▸ Work instructions
State the number of lines that hold the string "новгородскаго", with nothing added.

▸ Record list
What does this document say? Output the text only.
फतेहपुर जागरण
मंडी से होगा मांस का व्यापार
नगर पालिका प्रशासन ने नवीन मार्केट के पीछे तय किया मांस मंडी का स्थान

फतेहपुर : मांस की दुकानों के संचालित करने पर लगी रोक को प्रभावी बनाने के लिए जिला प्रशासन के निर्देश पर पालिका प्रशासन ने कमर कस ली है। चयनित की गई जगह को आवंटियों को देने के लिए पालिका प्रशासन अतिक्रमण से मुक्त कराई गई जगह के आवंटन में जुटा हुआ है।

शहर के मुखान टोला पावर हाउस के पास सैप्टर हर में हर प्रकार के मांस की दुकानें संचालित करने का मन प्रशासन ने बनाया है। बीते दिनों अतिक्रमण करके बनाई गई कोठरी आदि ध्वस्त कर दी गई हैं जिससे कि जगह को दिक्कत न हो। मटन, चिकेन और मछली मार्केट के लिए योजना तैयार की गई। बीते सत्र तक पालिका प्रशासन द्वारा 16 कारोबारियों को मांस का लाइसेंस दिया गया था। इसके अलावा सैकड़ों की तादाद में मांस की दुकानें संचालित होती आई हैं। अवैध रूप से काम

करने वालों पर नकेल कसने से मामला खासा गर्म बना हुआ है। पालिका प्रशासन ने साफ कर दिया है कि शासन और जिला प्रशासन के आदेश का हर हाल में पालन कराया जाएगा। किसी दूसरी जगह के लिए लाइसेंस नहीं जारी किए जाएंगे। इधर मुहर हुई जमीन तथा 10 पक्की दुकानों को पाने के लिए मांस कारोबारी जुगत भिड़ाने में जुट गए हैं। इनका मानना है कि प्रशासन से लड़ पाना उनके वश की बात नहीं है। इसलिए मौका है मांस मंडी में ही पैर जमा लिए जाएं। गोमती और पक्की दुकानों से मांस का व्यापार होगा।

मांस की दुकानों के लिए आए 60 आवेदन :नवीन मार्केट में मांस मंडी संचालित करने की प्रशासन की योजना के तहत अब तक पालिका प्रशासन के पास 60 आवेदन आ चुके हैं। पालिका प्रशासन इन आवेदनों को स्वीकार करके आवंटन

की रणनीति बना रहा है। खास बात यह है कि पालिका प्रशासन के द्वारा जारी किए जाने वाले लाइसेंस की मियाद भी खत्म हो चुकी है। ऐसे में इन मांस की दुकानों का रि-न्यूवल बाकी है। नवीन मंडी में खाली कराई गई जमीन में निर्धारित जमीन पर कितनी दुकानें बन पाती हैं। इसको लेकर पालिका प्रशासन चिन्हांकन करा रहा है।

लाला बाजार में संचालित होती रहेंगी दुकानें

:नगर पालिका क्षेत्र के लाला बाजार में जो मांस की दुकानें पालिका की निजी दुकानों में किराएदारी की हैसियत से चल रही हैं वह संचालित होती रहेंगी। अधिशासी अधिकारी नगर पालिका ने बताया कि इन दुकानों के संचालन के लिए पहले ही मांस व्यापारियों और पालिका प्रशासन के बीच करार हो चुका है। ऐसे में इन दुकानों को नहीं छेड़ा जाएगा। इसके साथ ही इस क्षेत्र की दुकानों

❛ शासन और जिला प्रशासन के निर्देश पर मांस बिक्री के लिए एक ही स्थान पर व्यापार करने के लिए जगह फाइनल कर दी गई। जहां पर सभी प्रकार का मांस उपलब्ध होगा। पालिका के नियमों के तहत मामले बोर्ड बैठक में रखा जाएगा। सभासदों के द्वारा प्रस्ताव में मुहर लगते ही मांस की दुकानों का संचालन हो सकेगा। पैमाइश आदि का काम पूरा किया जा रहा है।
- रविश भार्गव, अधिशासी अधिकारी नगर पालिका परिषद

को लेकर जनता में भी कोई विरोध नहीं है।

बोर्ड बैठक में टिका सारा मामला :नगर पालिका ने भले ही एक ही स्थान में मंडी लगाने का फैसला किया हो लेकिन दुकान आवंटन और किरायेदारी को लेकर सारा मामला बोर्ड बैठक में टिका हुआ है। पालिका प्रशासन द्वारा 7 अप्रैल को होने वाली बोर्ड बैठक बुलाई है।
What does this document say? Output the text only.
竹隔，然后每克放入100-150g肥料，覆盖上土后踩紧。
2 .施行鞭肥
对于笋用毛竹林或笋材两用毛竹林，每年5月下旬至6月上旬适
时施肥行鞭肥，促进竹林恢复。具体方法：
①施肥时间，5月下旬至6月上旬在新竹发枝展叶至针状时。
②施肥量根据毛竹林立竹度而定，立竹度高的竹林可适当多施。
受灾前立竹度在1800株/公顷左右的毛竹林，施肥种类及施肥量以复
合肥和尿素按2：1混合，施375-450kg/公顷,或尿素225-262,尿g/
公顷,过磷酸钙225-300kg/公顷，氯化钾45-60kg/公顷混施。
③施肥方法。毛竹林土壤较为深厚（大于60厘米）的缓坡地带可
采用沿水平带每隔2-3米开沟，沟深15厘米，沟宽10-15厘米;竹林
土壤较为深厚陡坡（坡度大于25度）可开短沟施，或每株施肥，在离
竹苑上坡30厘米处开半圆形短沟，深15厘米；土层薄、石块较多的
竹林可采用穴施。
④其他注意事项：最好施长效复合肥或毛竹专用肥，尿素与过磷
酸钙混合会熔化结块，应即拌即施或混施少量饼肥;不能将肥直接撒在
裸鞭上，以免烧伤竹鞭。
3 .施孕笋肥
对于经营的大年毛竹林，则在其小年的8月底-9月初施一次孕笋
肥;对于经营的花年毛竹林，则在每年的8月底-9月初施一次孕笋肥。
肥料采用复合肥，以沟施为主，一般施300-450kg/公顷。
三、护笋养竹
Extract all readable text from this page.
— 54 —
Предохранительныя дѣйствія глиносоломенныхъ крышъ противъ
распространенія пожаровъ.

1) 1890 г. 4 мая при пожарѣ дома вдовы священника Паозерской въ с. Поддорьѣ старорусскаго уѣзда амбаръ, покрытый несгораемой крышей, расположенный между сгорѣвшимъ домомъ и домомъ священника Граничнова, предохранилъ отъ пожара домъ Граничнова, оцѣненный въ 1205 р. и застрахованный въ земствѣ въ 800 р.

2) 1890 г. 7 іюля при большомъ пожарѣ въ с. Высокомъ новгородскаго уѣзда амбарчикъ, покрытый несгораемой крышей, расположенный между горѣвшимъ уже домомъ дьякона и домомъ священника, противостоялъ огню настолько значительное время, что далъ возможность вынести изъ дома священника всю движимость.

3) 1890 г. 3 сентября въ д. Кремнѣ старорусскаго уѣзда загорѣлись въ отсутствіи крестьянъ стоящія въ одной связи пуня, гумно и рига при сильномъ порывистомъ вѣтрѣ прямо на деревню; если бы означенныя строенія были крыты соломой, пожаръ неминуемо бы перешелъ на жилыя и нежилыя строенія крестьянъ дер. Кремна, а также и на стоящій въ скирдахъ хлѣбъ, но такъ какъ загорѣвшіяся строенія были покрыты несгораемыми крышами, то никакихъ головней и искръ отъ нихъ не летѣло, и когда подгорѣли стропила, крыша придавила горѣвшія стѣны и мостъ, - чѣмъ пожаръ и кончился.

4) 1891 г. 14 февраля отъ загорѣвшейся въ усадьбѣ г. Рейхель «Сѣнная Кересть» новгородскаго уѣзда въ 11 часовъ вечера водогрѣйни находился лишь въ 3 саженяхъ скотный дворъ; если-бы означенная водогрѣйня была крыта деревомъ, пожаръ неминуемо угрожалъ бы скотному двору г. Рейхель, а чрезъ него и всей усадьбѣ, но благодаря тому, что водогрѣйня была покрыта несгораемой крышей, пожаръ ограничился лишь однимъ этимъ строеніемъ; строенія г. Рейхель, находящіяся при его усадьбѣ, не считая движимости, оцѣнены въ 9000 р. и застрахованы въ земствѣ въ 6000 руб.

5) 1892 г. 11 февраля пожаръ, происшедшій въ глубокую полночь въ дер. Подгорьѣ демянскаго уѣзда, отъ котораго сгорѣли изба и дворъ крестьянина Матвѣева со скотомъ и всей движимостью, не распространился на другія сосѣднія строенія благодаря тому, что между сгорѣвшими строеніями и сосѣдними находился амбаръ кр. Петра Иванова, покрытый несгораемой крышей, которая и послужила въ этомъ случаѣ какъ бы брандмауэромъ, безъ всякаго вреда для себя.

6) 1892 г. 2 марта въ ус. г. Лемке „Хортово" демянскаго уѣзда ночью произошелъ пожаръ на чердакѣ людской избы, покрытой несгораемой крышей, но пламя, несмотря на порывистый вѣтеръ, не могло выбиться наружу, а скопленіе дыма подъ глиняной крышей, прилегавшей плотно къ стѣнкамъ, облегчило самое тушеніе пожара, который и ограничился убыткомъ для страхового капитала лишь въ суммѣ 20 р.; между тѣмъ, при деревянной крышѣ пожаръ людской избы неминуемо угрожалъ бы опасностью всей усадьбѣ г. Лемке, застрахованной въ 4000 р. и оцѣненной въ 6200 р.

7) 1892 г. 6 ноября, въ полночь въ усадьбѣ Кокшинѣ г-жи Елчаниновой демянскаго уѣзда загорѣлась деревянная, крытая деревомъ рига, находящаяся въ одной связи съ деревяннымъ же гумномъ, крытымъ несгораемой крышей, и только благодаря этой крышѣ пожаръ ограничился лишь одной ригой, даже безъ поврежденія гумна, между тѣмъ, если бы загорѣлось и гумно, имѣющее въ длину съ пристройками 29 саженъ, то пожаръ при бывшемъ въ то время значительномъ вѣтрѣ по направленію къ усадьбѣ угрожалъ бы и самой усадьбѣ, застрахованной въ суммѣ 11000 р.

▸ The output
2